### Your goal
Your task is to print all of the data word for word.

### Extracted material
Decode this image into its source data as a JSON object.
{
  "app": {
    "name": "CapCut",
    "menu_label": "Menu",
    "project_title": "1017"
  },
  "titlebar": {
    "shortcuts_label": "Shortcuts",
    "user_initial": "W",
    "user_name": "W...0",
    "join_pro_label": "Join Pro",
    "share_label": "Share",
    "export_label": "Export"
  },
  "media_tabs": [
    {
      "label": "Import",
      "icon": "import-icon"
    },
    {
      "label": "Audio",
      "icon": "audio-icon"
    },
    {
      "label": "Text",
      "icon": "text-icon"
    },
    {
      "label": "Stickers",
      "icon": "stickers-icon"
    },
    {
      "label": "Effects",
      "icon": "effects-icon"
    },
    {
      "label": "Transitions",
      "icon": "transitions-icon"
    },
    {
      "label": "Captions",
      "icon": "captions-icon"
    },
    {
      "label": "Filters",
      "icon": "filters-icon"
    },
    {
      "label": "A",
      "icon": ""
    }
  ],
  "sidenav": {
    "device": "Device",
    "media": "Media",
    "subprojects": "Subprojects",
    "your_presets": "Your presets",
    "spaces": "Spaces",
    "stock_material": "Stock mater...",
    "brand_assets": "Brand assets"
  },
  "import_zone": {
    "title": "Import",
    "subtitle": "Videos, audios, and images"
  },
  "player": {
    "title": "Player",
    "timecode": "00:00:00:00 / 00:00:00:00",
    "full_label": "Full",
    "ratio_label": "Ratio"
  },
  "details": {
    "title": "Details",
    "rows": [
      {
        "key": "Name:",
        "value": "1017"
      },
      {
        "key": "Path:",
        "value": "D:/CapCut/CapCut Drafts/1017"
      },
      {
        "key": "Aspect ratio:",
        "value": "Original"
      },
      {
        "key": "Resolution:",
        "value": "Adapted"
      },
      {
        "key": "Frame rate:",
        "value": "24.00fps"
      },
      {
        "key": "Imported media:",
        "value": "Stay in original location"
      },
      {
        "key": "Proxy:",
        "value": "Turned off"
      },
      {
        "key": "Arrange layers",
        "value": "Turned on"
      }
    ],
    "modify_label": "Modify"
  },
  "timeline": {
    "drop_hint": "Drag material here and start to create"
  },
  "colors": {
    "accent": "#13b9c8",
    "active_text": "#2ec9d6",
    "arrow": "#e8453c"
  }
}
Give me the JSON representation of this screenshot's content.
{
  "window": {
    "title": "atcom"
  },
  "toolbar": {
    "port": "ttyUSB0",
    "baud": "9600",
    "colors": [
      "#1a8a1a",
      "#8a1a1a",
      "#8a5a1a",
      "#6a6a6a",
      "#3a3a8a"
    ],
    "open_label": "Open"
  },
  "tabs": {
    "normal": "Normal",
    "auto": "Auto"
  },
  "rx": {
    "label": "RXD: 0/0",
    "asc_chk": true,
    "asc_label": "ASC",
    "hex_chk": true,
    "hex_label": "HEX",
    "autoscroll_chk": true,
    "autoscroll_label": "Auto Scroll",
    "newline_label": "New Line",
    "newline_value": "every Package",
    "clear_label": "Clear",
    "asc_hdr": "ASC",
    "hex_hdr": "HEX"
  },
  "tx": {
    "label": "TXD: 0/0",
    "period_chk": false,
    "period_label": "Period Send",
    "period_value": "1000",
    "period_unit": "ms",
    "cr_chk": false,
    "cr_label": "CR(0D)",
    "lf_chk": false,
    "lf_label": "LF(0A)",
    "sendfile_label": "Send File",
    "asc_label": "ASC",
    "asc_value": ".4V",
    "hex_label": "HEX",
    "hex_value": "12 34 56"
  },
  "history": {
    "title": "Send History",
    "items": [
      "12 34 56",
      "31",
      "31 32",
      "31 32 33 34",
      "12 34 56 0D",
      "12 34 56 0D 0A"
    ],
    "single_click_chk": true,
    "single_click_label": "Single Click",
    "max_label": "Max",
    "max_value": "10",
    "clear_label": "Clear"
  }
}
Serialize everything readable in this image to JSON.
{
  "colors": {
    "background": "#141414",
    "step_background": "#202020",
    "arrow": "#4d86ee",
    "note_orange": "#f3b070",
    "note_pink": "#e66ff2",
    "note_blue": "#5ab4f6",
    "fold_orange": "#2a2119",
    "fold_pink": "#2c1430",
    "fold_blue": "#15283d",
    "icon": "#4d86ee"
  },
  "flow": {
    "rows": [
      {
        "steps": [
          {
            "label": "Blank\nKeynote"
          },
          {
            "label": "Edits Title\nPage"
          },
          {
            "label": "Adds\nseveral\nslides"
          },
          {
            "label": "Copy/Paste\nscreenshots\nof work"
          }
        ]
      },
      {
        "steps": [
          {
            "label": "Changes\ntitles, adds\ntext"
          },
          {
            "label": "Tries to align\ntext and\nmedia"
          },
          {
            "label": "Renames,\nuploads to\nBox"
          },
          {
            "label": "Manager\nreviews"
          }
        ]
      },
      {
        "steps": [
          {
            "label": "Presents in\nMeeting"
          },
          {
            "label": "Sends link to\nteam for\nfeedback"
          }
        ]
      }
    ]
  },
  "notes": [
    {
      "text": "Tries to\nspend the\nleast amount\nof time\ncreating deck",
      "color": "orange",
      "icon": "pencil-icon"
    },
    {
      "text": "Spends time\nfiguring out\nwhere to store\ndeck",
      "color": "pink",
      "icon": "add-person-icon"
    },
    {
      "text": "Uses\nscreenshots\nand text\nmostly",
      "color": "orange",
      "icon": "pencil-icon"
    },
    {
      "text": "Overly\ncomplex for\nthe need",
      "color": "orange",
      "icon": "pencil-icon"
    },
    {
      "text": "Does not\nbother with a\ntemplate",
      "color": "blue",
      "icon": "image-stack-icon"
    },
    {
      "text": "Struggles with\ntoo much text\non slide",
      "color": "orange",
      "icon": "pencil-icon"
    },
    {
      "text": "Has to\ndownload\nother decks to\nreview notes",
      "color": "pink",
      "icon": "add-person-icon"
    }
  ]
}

### Task answer
Decode this image into its source data as a JSON object.
{
  "app": {
    "name": "CapCut",
    "menu_label": "Menu",
    "project_title": "1017"
  },
  "titlebar": {
    "shortcuts_label": "Shortcuts",
    "user_initial": "W",
    "user_name": "W...0",
    "join_pro_label": "Join Pro",
    "share_label": "Share",
    "export_label": "Export"
  },
  "media_tabs": [
    {
      "label": "Import",
      "icon": "import-icon"
    },
    {
      "label": "Audio",
      "icon": "audio-icon"
    },
    {
      "label": "Text",
      "icon": "text-icon"
    },
    {
      "label": "Stickers",
      "icon": "stickers-icon"
    },
    {
      "label": "Effects",
      "icon": "effects-icon"
    },
    {
      "label": "Transitions",
      "icon": "transitions-icon"
    },
    {
      "label": "Captions",
      "icon": "captions-icon"
    },
    {
      "label": "Filters",
      "icon": "filters-icon"
    },
    {
      "label": "A",
      "icon": ""
    }
  ],
  "sidenav": {
    "device": "Device",
    "media": "Media",
    "subprojects": "Subprojects",
    "your_presets": "Your presets",
    "spaces": "Spaces",
    "stock_material": "Stock mater...",
    "brand_assets": "Brand assets"
  },
  "import_zone": {
    "title": "Import",
    "subtitle": "Videos, audios, and images"
  },
  "player": {
    "title": "Player",
    "timecode": "00:00:00:00 / 00:00:00:00",
    "full_label": "Full",
    "ratio_label": "Ratio"
  },
  "details": {
    "title": "Details",
    "rows": [
      {
        "key": "Name:",
        "value": "1017"
      },
      {
        "key": "Path:",
        "value": "D:/CapCut/CapCut Drafts/1017"
      },
      {
        "key": "Aspect ratio:",
        "value": "Original"
      },
      {
        "key": "Resolution:",
        "value": "Adapted"
      },
      {
        "key": "Frame rate:",
        "value": "24.00fps"
      },
      {
        "key": "Imported media:",
        "value": "Stay in original location"
      },
      {
        "key": "Proxy:",
        "value": "Turned off"
      },
      {
        "key": "Arrange layers",
        "value": "Turned on"
      }
    ],
    "modify_label": "Modify"
  },
  "timeline": {
    "drop_hint": "Drag material here and start to create"
  },
  "colors": {
    "accent": "#13b9c8",
    "active_text": "#2ec9d6",
    "arrow": "#e8453c"
  }
}
Give me the JSON representation of this screenshot's content.
{
  "window": {
    "title": "atcom"
  },
  "toolbar": {
    "port": "ttyUSB0",
    "baud": "9600",
    "colors": [
      "#1a8a1a",
      "#8a1a1a",
      "#8a5a1a",
      "#6a6a6a",
      "#3a3a8a"
    ],
    "open_label": "Open"
  },
  "tabs": {
    "normal": "Normal",
    "auto": "Auto"
  },
  "rx": {
    "label": "RXD: 0/0",
    "asc_chk": true,
    "asc_label": "ASC",
    "hex_chk": true,
    "hex_label": "HEX",
    "autoscroll_chk": true,
    "autoscroll_label": "Auto Scroll",
    "newline_label": "New Line",
    "newline_value": "every Package",
    "clear_label": "Clear",
    "asc_hdr": "ASC",
    "hex_hdr": "HEX"
  },
  "tx": {
    "label": "TXD: 0/0",
    "period_chk": false,
    "period_label": "Period Send",
    "period_value": "1000",
    "period_unit": "ms",
    "cr_chk": false,
    "cr_label": "CR(0D)",
    "lf_chk": false,
    "lf_label": "LF(0A)",
    "sendfile_label": "Send File",
    "asc_label": "ASC",
    "asc_value": ".4V",
    "hex_label": "HEX",
    "hex_value": "12 34 56"
  },
  "history": {
    "title": "Send History",
    "items": [
      "12 34 56",
      "31",
      "31 32",
      "31 32 33 34",
      "12 34 56 0D",
      "12 34 56 0D 0A"
    ],
    "single_click_chk": true,
    "single_click_label": "Single Click",
    "max_label": "Max",
    "max_value": "10",
    "clear_label": "Clear"
  }
}
Serialize everything readable in this image to JSON.
{
  "colors": {
    "background": "#141414",
    "step_background": "#202020",
    "arrow": "#4d86ee",
    "note_orange": "#f3b070",
    "note_pink": "#e66ff2",
    "note_blue": "#5ab4f6",
    "fold_orange": "#2a2119",
    "fold_pink": "#2c1430",
    "fold_blue": "#15283d",
    "icon": "#4d86ee"
  },
  "flow": {
    "rows": [
      {
        "steps": [
          {
            "label": "Blank\nKeynote"
          },
          {
            "label": "Edits Title\nPage"
          },
          {
            "label": "Adds\nseveral\nslides"
          },
          {
            "label": "Copy/Paste\nscreenshots\nof work"
          }
        ]
      },
      {
        "steps": [
          {
            "label": "Changes\ntitles, adds\ntext"
          },
          {
            "label": "Tries to align\ntext and\nmedia"
          },
          {
            "label": "Renames,\nuploads to\nBox"
          },
          {
            "label": "Manager\nreviews"
          }
        ]
      },
      {
        "steps": [
          {
            "label": "Presents in\nMeeting"
          },
          {
            "label": "Sends link to\nteam for\nfeedback"
          }
        ]
      }
    ]
  },
  "notes": [
    {
      "text": "Tries to\nspend the\nleast amount\nof time\ncreating deck",
      "color": "orange",
      "icon": "pencil-icon"
    },
    {
      "text": "Spends time\nfiguring out\nwhere to store\ndeck",
      "color": "pink",
      "icon": "add-person-icon"
    },
    {
      "text": "Uses\nscreenshots\nand text\nmostly",
      "color": "orange",
      "icon": "pencil-icon"
    },
    {
      "text": "Overly\ncomplex for\nthe need",
      "color": "orange",
      "icon": "pencil-icon"
    },
    {
      "text": "Does not\nbother with a\ntemplate",
      "color": "blue",
      "icon": "image-stack-icon"
    },
    {
      "text": "Struggles with\ntoo much text\non slide",
      "color": "orange",
      "icon": "pencil-icon"
    },
    {
      "text": "Has to\ndownload\nother decks to\nreview notes",
      "color": "pink",
      "icon": "add-person-icon"
    }
  ]
}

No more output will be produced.